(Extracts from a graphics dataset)
-- BEGIN --
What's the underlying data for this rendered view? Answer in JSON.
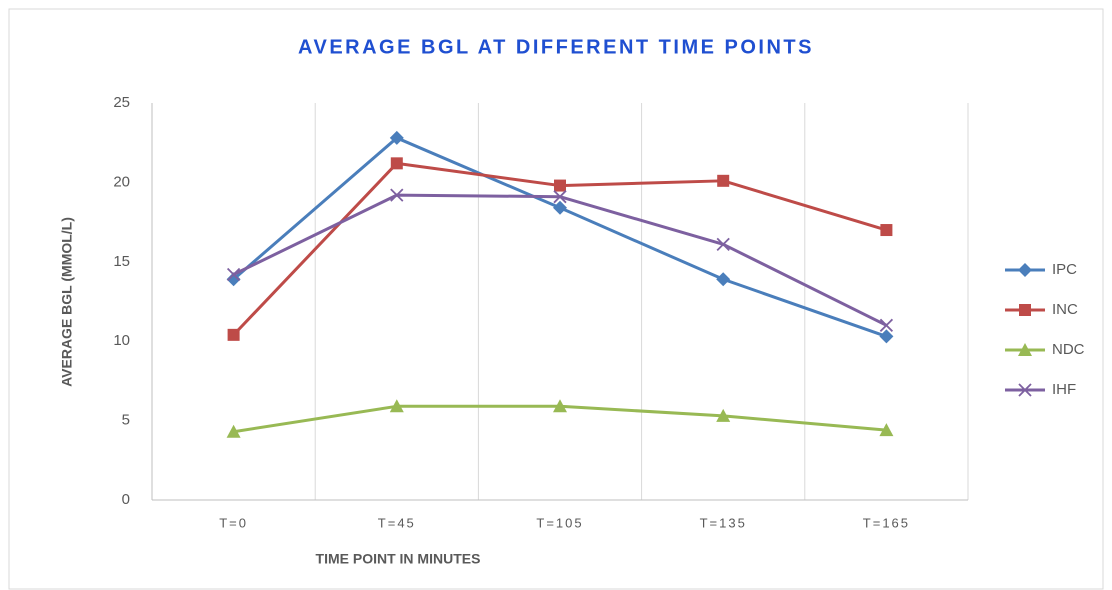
{
  "chart_data": {
    "type": "line",
    "title": "AVERAGE BGL AT DIFFERENT TIME POINTS",
    "x_label": "TIME POINT IN MINUTES",
    "y_label": "AVERAGE BGL (MMOL/L)",
    "categories": [
      "T=0",
      "T=45",
      "T=105",
      "T=135",
      "T=165"
    ],
    "series": [
      {
        "name": "IPC",
        "color": "#4a7ebb",
        "marker": "diamond",
        "values": [
          13.9,
          22.8,
          18.4,
          13.9,
          10.3
        ]
      },
      {
        "name": "INC",
        "color": "#be4b48",
        "marker": "square",
        "values": [
          10.4,
          21.2,
          19.8,
          20.1,
          17.0
        ]
      },
      {
        "name": "NDC",
        "color": "#98b954",
        "marker": "triangle",
        "values": [
          4.3,
          5.9,
          5.9,
          5.3,
          4.4
        ]
      },
      {
        "name": "IHF",
        "color": "#7d60a0",
        "marker": "x",
        "values": [
          14.2,
          19.2,
          19.1,
          16.1,
          11.0
        ]
      }
    ],
    "ylim": [
      0,
      25
    ],
    "yticks": [
      0,
      5,
      10,
      15,
      20,
      25
    ],
    "grid": "vertical",
    "legend": "right"
  }
}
-- END --
--- PROBLEM DESCRIPTION ---
Copy the listing word for word, excluding its pictures.

--- ANSWER FOR THIS EXERCISE ---
What's the underlying data for this rendered view? Answer in JSON.
{
  "chart_data": {
    "type": "line",
    "title": "AVERAGE BGL AT DIFFERENT TIME POINTS",
    "x_label": "TIME POINT IN MINUTES",
    "y_label": "AVERAGE BGL (MMOL/L)",
    "categories": [
      "T=0",
      "T=45",
      "T=105",
      "T=135",
      "T=165"
    ],
    "series": [
      {
        "name": "IPC",
        "color": "#4a7ebb",
        "marker": "diamond",
        "values": [
          13.9,
          22.8,
          18.4,
          13.9,
          10.3
        ]
      },
      {
        "name": "INC",
        "color": "#be4b48",
        "marker": "square",
        "values": [
          10.4,
          21.2,
          19.8,
          20.1,
          17.0
        ]
      },
      {
        "name": "NDC",
        "color": "#98b954",
        "marker": "triangle",
        "values": [
          4.3,
          5.9,
          5.9,
          5.3,
          4.4
        ]
      },
      {
        "name": "IHF",
        "color": "#7d60a0",
        "marker": "x",
        "values": [
          14.2,
          19.2,
          19.1,
          16.1,
          11.0
        ]
      }
    ],
    "ylim": [
      0,
      25
    ],
    "yticks": [
      0,
      5,
      10,
      15,
      20,
      25
    ],
    "grid": "vertical",
    "legend": "right"
  }
}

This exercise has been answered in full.